Using the listing below, extract each line that has the word "JSON" in it.

#### [Input material]
• • • • • • •

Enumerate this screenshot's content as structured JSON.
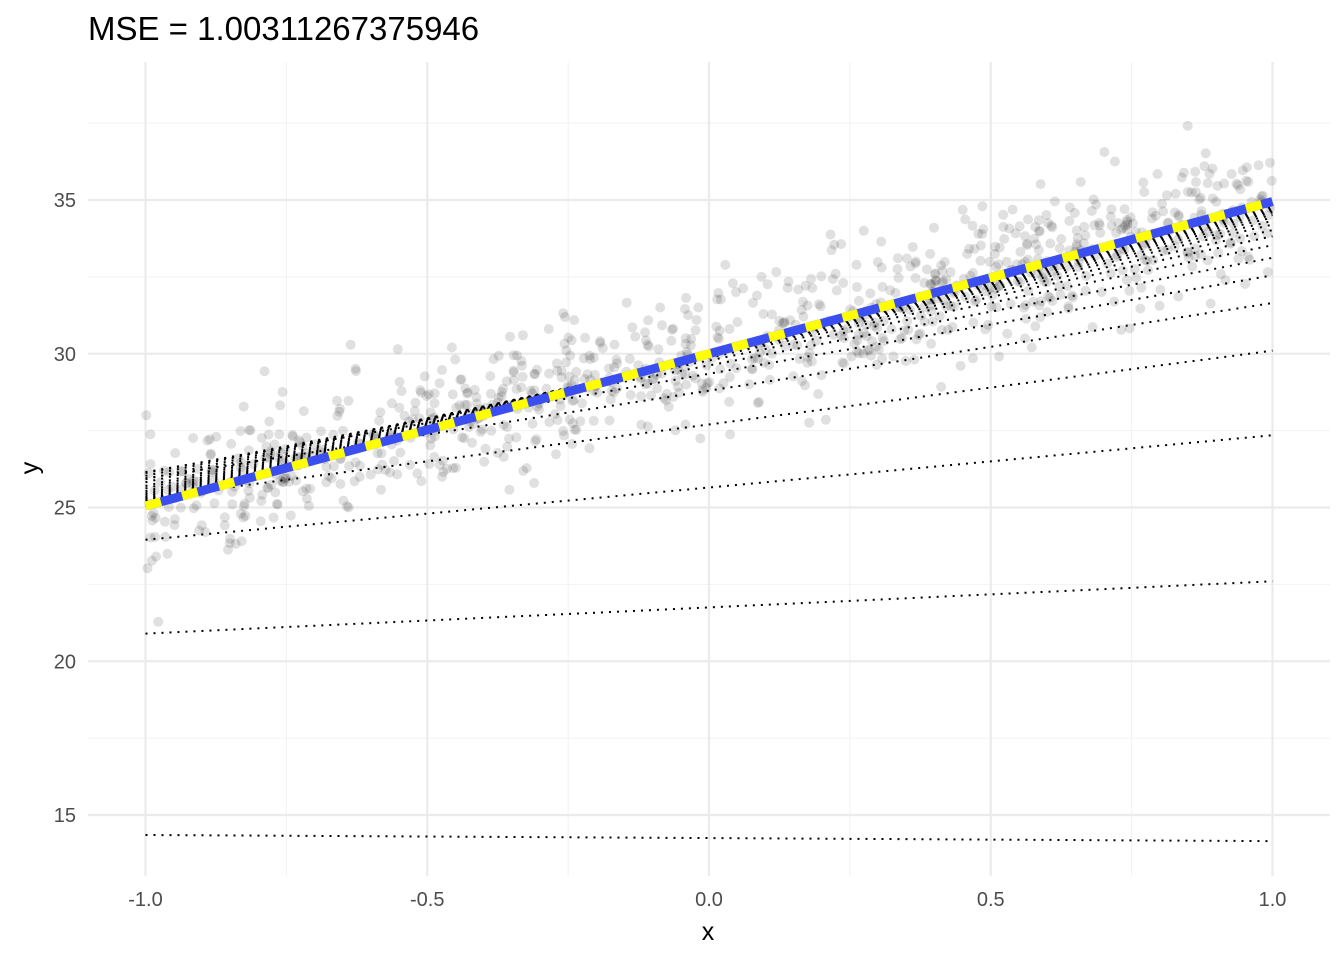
{
  "chart_data": {
    "type": "scatter",
    "title": "MSE = 1.00311267375946",
    "xlabel": "x",
    "ylabel": "y",
    "xlim": [
      -1.0,
      1.0
    ],
    "ylim": [
      13.3,
      38.5
    ],
    "x_ticks": [
      -1.0,
      -0.5,
      0.0,
      0.5,
      1.0
    ],
    "x_tick_labels": [
      "-1.0",
      "-0.5",
      "0.0",
      "0.5",
      "1.0"
    ],
    "y_ticks": [
      15,
      20,
      25,
      30,
      35
    ],
    "y_tick_labels": [
      "15",
      "20",
      "25",
      "30",
      "35"
    ],
    "grid": true,
    "legend": "none",
    "points": {
      "count": 1000,
      "true_intercept": 30,
      "true_slope": 5,
      "noise_sd": 1.0,
      "color": "#000000",
      "opacity": 0.12
    },
    "iteration_lines": [
      {
        "intercept": 14.25,
        "slope": -0.1
      },
      {
        "intercept": 21.75,
        "slope": 0.85
      },
      {
        "intercept": 25.65,
        "slope": 1.7
      },
      {
        "intercept": 27.7,
        "slope": 2.4
      },
      {
        "intercept": 28.8,
        "slope": 2.85
      },
      {
        "intercept": 29.35,
        "slope": 3.2
      },
      {
        "intercept": 29.62,
        "slope": 3.5
      },
      {
        "intercept": 29.78,
        "slope": 3.75
      },
      {
        "intercept": 29.87,
        "slope": 3.95
      },
      {
        "intercept": 29.92,
        "slope": 4.1
      },
      {
        "intercept": 29.95,
        "slope": 4.25
      },
      {
        "intercept": 29.97,
        "slope": 4.35
      },
      {
        "intercept": 29.98,
        "slope": 4.45
      },
      {
        "intercept": 29.99,
        "slope": 4.53
      },
      {
        "intercept": 30.0,
        "slope": 4.6
      },
      {
        "intercept": 30.0,
        "slope": 4.66
      },
      {
        "intercept": 30.0,
        "slope": 4.71
      },
      {
        "intercept": 30.0,
        "slope": 4.76
      },
      {
        "intercept": 30.0,
        "slope": 4.8
      },
      {
        "intercept": 30.0,
        "slope": 4.84
      },
      {
        "intercept": 30.0,
        "slope": 4.87
      },
      {
        "intercept": 30.0,
        "slope": 4.9
      },
      {
        "intercept": 30.0,
        "slope": 4.93
      },
      {
        "intercept": 30.0,
        "slope": 4.95
      },
      {
        "intercept": 30.0,
        "slope": 4.97
      }
    ],
    "fit_line": {
      "intercept": 30.0,
      "slope": 4.95,
      "color": "#3b4ff0"
    },
    "true_line": {
      "intercept": 30.0,
      "slope": 4.95,
      "color": "#ffff00",
      "style": "dashed"
    }
  }
}
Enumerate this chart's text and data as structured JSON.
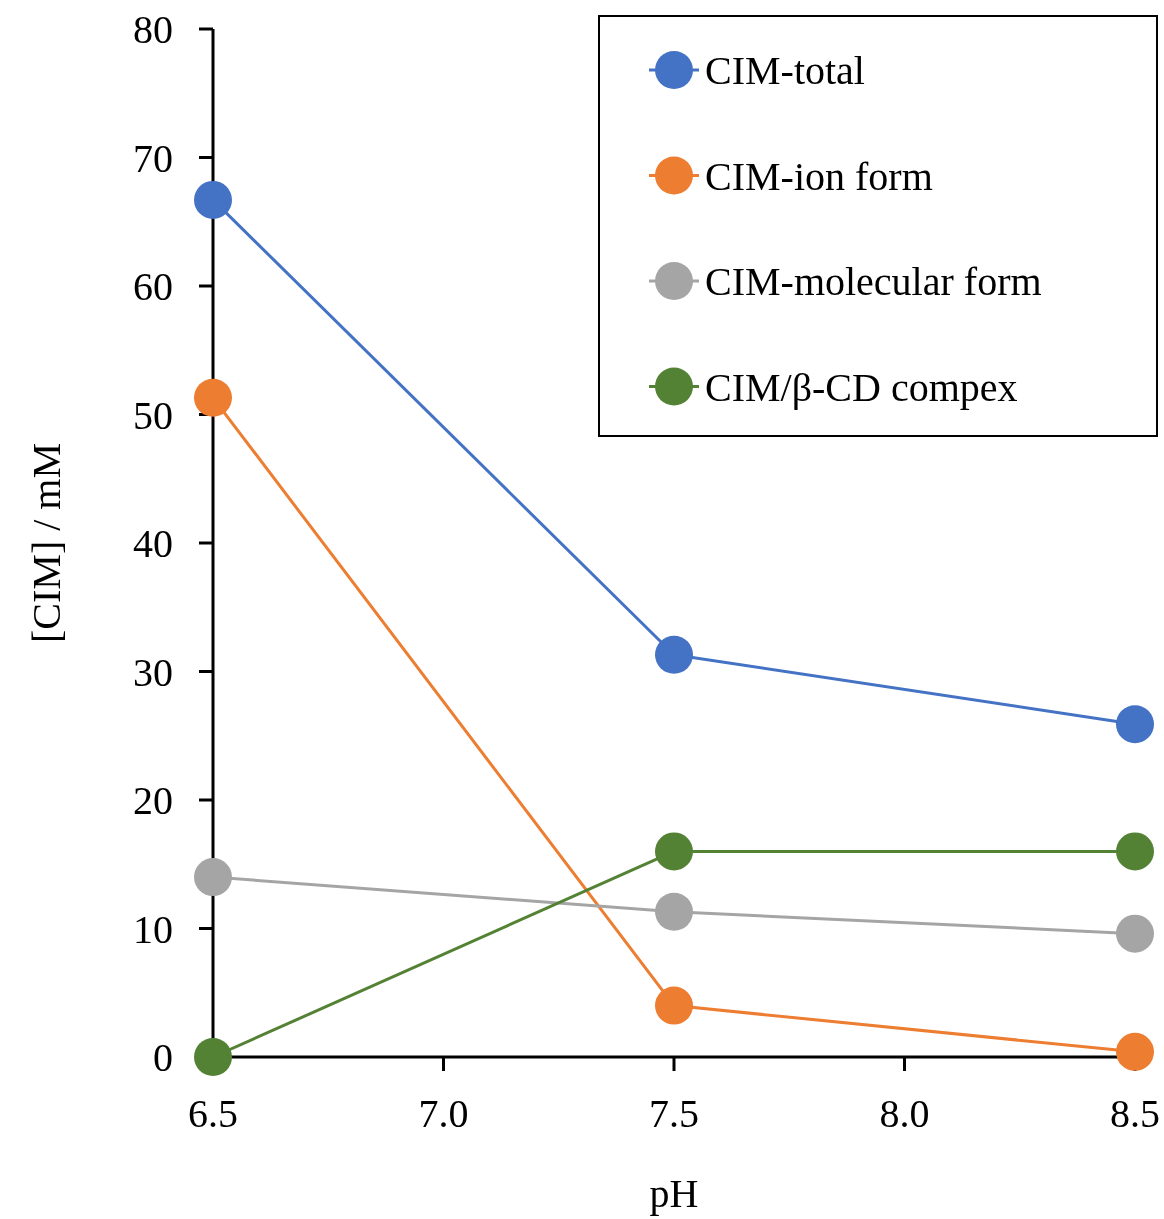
{
  "chart_data": {
    "type": "line",
    "xlabel": "pH",
    "ylabel": "[CIM] / mM",
    "x": [
      6.5,
      7.5,
      8.5
    ],
    "xlim": [
      6.5,
      8.5
    ],
    "xticks": [
      {
        "value": 6.5,
        "label": "6.5"
      },
      {
        "value": 7,
        "label": "7.0"
      },
      {
        "value": 7.5,
        "label": "7.5"
      },
      {
        "value": 8,
        "label": "8.0"
      },
      {
        "value": 8.5,
        "label": "8.5"
      }
    ],
    "ylim": [
      0,
      80
    ],
    "yticks": [
      0,
      10,
      20,
      30,
      40,
      50,
      60,
      70,
      80
    ],
    "grid": false,
    "legend": "top right",
    "marker": "circle",
    "line_style": "solid",
    "series": [
      {
        "name": "CIM-total",
        "color": "#4472c4",
        "values": [
          66.7,
          31.3,
          25.9
        ]
      },
      {
        "name": "CIM-ion form",
        "color": "#ed7d31",
        "values": [
          51.3,
          4.0,
          0.4
        ]
      },
      {
        "name": "CIM-molecular form",
        "color": "#a5a5a5",
        "values": [
          14.0,
          11.3,
          9.6
        ]
      },
      {
        "name": "CIM/β-CD compex",
        "color": "#548235",
        "values": [
          0,
          16.0,
          16.0
        ]
      }
    ]
  }
}
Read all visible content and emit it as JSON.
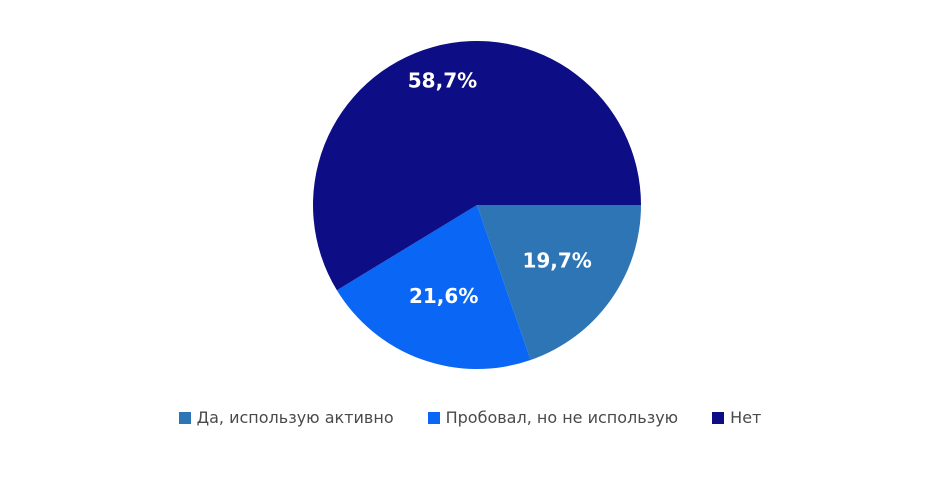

• • • • • • •

#### [Response to this task]
Enumerate this screenshot's content as structured JSON.
Enumerate this chart's text and data as structured JSON.
Read all visible content and emit it as JSON.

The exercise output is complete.